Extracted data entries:
[start]

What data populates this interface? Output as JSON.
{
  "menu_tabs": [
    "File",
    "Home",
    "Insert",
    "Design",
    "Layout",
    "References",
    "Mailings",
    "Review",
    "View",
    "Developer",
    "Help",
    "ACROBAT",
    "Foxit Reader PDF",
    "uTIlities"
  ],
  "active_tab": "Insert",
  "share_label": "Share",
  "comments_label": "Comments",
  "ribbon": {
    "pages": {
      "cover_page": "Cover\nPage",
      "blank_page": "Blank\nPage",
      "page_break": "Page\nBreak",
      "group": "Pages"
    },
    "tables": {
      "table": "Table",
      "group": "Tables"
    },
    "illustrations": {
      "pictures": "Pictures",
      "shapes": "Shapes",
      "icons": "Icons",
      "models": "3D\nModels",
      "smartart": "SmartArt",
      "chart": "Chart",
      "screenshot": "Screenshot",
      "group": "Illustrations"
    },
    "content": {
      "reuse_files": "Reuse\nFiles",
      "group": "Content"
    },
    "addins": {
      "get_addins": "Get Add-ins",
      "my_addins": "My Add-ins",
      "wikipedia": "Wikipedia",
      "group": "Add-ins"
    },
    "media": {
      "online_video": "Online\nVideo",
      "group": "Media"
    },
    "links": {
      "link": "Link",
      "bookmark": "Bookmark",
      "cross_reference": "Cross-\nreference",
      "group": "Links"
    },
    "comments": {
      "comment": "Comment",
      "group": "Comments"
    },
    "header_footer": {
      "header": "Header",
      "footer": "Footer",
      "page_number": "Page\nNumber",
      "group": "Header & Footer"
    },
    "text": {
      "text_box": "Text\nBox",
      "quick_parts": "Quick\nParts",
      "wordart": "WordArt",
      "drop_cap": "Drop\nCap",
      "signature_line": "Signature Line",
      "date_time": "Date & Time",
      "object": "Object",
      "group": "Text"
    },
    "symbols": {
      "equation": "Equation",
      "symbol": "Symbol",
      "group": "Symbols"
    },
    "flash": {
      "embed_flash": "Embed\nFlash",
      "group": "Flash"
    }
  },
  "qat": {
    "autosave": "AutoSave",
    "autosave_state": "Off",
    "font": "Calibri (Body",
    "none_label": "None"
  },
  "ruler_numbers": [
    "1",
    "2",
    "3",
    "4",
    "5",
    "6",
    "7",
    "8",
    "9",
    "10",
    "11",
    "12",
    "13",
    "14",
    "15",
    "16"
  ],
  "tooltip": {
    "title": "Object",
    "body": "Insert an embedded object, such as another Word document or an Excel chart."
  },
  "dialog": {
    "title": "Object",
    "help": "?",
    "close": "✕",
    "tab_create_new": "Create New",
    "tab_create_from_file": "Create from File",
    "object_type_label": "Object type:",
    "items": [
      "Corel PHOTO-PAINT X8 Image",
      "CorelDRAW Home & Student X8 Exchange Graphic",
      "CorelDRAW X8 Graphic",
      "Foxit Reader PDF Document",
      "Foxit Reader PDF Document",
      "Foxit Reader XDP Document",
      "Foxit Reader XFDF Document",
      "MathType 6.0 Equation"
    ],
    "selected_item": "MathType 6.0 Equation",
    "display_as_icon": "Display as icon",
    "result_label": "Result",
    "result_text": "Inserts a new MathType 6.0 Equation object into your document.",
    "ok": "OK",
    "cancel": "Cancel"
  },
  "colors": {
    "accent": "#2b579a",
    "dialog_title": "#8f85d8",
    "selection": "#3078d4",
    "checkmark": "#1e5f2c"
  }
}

[end]

**Task to complete**
Scan the lines for the string "chart". Copy out each line that matches.

**The answer**
      "chart": "Chart",
    "body": "Insert an embedded object, such as another Word document or an Excel chart."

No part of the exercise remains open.